◆ What this task involves
Search the material below for the word "Pandemic" and copy every line in which it occurs.

◆ Exercise material
= = = = = = =

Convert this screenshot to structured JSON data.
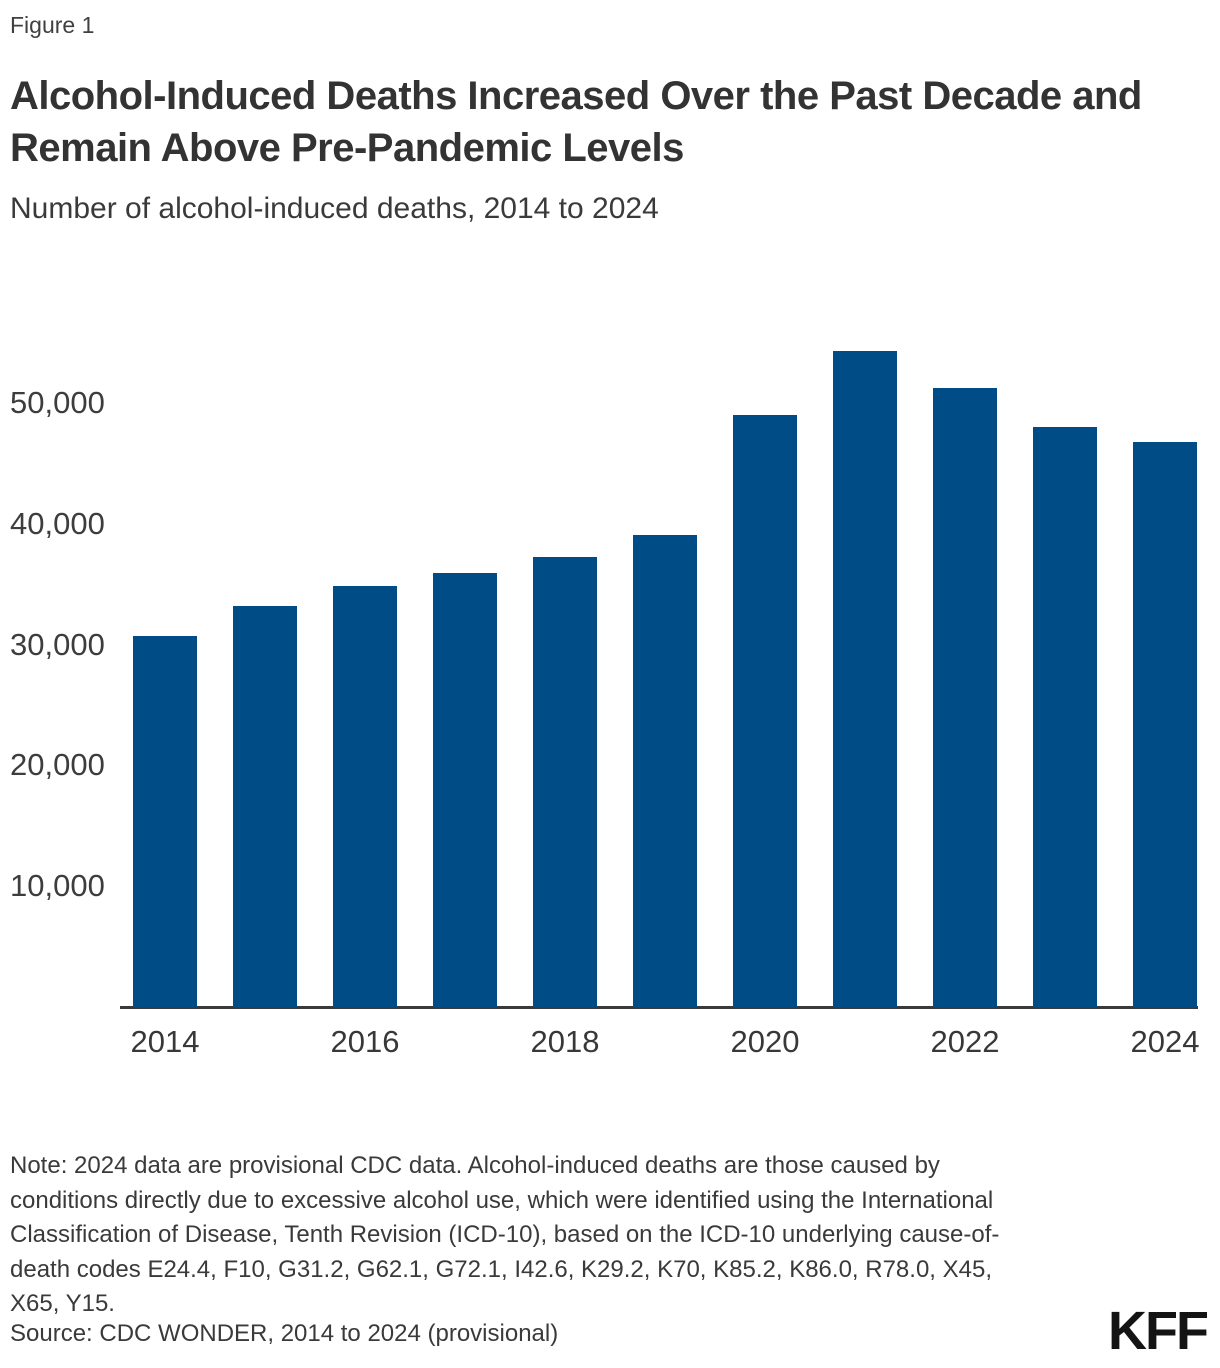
{
  "figure_label": "Figure 1",
  "title": "Alcohol-Induced Deaths Increased Over the Past Decade and Remain Above Pre-Pandemic Levels",
  "title_lines": [
    "Alcohol-Induced Deaths Increased Over the Past Decade and",
    "Remain Above Pre-Pandemic Levels"
  ],
  "subtitle": "Number of alcohol-induced deaths, 2014 to 2024",
  "chart_data": {
    "type": "bar",
    "title": "Alcohol-Induced Deaths Increased Over the Past Decade and Remain Above Pre-Pandemic Levels",
    "subtitle": "Number of alcohol-induced deaths, 2014 to 2024",
    "categories": [
      2014,
      2015,
      2016,
      2017,
      2018,
      2019,
      2020,
      2021,
      2022,
      2023,
      2024
    ],
    "values": [
      30700,
      33200,
      34900,
      35900,
      37300,
      39100,
      49000,
      54300,
      51300,
      48000,
      46800
    ],
    "xlabel": "",
    "ylabel": "Number of alcohol-induced deaths",
    "ylim": [
      0,
      55500
    ],
    "yticks": [
      10000,
      20000,
      30000,
      40000,
      50000
    ],
    "ytick_labels": [
      "10,000",
      "20,000",
      "30,000",
      "40,000",
      "50,000"
    ],
    "xtick_labels": [
      "2014",
      "2016",
      "2018",
      "2020",
      "2022",
      "2024"
    ],
    "bar_color": "#004C86",
    "grid": false,
    "legend": "none"
  },
  "note": "Note: 2024 data are provisional CDC data. Alcohol-induced deaths are those caused by conditions directly due to excessive alcohol use, which were identified using the International Classification of Disease, Tenth Revision (ICD-10), based on the ICD-10 underlying cause-of-death codes E24.4, F10, G31.2, G62.1, G72.1, I42.6, K29.2, K70, K85.2, K86.0, R78.0, X45, X65, Y15.",
  "source": "Source: CDC WONDER, 2014 to 2024 (provisional)",
  "logo_text": "KFF",
  "colors": {
    "bar": "#004C86",
    "axis_line": "#3a3a3a",
    "title_text": "#333333",
    "body_text": "#3a3a3a",
    "logo": "#141414",
    "background": "#ffffff"
  }
}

= = = = = = =

◆ Complete answer
  "title": "Alcohol-Induced Deaths Increased Over the Past Decade and Remain Above Pre-Pandemic Levels",
    "Remain Above Pre-Pandemic Levels"
    "title": "Alcohol-Induced Deaths Increased Over the Past Decade and Remain Above Pre-Pandemic Levels",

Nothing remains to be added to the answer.